## [WHAT IS ASKED]
Reply with nothing except the number of lines that contain the word "your".

## [SOURCE RECORDS]
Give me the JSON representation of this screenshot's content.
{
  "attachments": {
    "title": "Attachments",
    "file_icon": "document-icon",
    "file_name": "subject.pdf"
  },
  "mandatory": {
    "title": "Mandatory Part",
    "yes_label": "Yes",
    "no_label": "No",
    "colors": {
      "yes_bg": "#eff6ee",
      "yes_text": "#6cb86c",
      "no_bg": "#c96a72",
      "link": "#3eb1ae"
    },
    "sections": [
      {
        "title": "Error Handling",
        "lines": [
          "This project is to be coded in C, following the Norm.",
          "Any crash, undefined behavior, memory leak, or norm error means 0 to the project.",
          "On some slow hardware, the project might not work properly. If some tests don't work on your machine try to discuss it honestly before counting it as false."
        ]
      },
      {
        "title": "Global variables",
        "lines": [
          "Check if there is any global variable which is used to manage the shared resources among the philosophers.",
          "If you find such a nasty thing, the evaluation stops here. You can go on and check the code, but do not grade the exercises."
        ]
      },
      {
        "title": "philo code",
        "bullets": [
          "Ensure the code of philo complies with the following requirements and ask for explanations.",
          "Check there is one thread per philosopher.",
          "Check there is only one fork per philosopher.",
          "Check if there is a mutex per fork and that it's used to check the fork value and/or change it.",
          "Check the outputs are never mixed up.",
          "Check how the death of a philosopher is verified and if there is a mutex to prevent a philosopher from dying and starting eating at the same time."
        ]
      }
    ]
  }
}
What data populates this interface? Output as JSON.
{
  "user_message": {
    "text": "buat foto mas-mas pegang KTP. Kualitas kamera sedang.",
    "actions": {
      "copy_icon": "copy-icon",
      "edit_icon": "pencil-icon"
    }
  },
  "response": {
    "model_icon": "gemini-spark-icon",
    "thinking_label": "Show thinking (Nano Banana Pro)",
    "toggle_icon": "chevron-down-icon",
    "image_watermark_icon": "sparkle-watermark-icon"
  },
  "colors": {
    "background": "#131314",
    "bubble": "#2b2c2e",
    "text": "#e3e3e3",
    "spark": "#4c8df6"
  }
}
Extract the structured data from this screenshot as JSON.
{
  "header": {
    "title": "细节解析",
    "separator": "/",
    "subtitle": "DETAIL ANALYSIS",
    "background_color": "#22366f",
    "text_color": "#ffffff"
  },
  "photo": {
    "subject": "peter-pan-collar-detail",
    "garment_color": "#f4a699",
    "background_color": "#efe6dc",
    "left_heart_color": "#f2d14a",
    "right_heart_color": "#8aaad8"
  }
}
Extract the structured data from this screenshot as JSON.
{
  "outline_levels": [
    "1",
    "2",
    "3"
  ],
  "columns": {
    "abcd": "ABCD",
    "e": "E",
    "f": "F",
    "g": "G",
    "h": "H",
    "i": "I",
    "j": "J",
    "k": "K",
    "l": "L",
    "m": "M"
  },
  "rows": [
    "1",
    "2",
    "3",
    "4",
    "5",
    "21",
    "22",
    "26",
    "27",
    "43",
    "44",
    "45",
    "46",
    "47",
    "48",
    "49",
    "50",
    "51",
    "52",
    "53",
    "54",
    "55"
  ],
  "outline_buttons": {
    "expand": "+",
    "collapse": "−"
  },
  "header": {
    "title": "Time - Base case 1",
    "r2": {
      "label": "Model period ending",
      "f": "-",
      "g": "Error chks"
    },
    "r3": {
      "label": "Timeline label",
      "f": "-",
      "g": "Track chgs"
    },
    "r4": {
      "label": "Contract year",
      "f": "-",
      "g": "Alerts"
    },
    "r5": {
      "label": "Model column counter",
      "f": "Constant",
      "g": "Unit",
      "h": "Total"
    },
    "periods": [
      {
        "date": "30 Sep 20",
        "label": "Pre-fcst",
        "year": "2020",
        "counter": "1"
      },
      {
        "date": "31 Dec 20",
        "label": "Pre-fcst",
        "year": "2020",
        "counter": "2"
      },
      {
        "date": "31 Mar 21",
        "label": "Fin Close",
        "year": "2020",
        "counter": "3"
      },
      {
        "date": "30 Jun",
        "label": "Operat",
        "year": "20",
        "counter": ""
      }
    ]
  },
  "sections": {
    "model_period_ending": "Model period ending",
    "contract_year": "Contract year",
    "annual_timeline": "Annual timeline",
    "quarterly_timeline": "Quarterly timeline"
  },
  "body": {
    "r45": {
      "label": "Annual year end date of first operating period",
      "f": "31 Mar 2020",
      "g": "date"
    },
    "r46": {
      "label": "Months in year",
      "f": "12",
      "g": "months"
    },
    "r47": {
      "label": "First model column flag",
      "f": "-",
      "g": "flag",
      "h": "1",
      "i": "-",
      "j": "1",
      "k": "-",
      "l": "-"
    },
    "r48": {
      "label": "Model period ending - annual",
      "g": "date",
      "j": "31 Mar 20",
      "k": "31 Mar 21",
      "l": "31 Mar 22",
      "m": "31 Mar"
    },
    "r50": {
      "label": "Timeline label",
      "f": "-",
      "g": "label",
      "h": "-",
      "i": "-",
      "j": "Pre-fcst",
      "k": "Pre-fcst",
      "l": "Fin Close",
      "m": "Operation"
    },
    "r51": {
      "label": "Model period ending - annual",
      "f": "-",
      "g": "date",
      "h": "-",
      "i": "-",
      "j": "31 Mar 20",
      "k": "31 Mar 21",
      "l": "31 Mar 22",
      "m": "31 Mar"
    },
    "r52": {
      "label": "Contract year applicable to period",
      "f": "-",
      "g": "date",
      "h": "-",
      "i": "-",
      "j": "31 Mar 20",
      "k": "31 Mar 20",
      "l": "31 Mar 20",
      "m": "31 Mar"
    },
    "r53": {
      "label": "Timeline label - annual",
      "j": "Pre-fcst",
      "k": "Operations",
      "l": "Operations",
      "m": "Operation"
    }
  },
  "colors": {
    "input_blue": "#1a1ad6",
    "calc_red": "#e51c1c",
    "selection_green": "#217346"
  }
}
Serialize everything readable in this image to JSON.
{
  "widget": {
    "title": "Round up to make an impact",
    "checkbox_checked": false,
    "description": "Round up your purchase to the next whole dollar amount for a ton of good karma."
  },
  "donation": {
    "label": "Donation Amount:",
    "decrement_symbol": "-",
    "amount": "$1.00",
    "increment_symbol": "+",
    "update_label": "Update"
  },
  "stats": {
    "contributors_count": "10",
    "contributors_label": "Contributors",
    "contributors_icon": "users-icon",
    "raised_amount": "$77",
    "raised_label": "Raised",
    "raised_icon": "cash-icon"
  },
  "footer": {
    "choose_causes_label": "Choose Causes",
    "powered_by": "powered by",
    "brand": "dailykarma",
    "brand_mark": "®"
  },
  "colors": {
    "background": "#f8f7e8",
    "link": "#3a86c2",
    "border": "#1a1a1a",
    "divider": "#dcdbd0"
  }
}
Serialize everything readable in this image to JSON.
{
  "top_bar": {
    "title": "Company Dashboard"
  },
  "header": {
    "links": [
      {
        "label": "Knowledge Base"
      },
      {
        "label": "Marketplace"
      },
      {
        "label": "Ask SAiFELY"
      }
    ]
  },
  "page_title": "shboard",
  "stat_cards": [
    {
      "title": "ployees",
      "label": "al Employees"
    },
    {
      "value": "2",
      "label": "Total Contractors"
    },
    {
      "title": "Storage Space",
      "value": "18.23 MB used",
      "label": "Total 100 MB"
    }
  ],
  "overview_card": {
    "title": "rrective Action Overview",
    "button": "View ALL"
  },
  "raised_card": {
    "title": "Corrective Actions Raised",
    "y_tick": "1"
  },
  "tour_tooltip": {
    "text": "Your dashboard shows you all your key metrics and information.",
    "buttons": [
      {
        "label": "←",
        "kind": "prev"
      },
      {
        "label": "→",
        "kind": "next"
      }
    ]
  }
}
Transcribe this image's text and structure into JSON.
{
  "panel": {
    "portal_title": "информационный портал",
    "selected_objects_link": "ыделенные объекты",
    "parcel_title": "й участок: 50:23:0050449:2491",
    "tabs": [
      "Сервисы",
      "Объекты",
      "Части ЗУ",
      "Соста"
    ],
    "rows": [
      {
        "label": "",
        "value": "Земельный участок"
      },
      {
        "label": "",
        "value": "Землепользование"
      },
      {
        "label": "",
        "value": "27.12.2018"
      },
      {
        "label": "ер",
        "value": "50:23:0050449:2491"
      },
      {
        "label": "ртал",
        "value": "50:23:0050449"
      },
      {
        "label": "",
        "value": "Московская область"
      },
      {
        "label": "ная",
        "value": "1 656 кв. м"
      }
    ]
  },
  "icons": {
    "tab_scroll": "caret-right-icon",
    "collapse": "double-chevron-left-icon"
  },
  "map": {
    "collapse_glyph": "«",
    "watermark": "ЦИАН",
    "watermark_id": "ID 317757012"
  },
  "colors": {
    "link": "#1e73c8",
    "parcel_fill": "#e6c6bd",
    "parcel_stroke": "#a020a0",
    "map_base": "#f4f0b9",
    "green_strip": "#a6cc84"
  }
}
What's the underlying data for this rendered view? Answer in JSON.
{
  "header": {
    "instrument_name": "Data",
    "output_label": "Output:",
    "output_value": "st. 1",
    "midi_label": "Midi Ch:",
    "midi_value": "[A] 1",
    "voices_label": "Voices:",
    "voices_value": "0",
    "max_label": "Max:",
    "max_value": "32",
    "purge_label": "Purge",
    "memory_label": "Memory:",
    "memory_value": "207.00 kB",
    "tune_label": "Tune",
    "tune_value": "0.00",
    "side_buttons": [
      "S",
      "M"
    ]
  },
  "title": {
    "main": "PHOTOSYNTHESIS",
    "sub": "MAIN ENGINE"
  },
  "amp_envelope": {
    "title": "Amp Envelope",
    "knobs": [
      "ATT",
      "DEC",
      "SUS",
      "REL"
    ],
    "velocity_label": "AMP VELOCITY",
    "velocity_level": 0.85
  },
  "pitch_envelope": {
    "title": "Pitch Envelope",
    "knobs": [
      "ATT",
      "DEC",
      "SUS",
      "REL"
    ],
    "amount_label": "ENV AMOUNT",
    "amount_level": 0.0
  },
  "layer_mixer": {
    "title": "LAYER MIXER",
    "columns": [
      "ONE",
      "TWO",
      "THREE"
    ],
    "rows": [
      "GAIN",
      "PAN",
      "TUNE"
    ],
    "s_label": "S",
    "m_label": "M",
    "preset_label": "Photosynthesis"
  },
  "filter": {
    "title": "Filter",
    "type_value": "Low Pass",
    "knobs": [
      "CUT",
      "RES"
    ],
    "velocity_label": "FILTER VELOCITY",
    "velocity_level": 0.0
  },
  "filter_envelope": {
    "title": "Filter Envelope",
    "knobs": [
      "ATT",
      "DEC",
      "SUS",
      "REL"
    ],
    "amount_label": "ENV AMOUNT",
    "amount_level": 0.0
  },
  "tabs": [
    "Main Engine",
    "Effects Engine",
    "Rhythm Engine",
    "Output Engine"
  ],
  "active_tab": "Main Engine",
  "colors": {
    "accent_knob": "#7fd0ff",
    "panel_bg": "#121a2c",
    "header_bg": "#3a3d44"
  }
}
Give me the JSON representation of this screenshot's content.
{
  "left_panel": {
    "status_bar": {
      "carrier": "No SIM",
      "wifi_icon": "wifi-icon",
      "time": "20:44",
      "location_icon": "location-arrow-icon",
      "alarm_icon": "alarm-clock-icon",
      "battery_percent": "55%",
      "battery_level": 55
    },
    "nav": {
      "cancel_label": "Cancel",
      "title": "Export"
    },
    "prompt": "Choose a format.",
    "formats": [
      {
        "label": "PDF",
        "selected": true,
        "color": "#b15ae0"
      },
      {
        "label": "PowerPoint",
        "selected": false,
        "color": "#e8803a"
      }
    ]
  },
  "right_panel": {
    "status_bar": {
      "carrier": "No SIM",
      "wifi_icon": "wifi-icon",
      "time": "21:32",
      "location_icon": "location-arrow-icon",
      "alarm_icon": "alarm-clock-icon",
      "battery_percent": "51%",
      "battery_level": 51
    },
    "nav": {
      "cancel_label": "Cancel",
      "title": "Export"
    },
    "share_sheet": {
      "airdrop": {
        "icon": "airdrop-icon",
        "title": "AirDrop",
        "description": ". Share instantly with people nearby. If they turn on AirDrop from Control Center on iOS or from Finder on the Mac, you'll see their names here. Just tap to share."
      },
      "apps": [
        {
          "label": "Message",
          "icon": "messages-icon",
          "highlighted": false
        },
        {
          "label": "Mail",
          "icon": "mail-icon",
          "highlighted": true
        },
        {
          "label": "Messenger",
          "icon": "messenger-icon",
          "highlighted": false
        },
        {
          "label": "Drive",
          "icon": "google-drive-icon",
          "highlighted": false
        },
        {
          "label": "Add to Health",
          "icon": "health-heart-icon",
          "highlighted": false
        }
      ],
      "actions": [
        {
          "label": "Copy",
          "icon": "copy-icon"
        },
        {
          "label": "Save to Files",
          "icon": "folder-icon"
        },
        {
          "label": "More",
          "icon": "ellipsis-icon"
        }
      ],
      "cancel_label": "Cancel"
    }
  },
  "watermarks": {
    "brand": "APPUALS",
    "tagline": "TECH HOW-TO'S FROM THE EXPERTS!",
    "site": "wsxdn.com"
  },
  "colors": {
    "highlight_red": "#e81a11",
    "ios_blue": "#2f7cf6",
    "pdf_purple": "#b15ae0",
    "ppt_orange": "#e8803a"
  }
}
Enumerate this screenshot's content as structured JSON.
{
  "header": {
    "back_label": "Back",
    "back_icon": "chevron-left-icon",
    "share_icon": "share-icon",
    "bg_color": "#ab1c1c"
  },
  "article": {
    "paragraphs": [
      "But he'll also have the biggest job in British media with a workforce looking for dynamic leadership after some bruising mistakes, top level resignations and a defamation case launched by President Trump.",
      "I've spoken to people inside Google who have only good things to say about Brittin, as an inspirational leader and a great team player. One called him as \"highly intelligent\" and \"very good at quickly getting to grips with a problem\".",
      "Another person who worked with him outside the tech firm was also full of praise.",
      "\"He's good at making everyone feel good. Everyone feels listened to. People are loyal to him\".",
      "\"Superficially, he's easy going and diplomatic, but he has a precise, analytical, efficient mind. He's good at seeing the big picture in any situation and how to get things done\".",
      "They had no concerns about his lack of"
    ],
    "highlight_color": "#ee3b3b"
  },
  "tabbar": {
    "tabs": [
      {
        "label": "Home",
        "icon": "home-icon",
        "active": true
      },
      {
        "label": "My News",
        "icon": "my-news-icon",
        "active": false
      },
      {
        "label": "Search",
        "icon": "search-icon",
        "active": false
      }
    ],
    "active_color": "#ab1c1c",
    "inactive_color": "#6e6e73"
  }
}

## [EXPECTED ANSWER]
3